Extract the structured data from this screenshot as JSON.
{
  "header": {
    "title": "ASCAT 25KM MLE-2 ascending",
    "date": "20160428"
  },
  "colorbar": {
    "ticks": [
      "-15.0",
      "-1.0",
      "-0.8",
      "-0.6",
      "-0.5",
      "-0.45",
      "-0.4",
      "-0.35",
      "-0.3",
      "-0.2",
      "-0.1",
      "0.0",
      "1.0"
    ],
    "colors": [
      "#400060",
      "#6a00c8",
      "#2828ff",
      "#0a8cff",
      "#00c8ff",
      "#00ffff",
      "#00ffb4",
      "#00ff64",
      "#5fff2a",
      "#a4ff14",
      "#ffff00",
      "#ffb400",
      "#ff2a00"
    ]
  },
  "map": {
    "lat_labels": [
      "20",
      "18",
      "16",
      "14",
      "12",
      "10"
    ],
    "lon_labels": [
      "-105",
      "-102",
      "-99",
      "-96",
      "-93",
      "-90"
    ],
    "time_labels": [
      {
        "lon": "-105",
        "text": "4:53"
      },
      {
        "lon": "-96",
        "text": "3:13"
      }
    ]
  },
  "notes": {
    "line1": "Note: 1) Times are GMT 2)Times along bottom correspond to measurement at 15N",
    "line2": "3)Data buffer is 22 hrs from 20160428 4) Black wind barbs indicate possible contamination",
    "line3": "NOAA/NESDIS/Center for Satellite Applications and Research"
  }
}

※

> [EXERCISE REQUIREMENTS]:
Reproduce each entry from the records above, character for character.

> [RESULT OF THIS TASK]:
Extract the structured data from this screenshot as JSON.
{
  "header": {
    "title": "ASCAT 25KM MLE-2 ascending",
    "date": "20160428"
  },
  "colorbar": {
    "ticks": [
      "-15.0",
      "-1.0",
      "-0.8",
      "-0.6",
      "-0.5",
      "-0.45",
      "-0.4",
      "-0.35",
      "-0.3",
      "-0.2",
      "-0.1",
      "0.0",
      "1.0"
    ],
    "colors": [
      "#400060",
      "#6a00c8",
      "#2828ff",
      "#0a8cff",
      "#00c8ff",
      "#00ffff",
      "#00ffb4",
      "#00ff64",
      "#5fff2a",
      "#a4ff14",
      "#ffff00",
      "#ffb400",
      "#ff2a00"
    ]
  },
  "map": {
    "lat_labels": [
      "20",
      "18",
      "16",
      "14",
      "12",
      "10"
    ],
    "lon_labels": [
      "-105",
      "-102",
      "-99",
      "-96",
      "-93",
      "-90"
    ],
    "time_labels": [
      {
        "lon": "-105",
        "text": "4:53"
      },
      {
        "lon": "-96",
        "text": "3:13"
      }
    ]
  },
  "notes": {
    "line1": "Note: 1) Times are GMT 2)Times along bottom correspond to measurement at 15N",
    "line2": "3)Data buffer is 22 hrs from 20160428 4) Black wind barbs indicate possible contamination",
    "line3": "NOAA/NESDIS/Center for Satellite Applications and Research"
  }
}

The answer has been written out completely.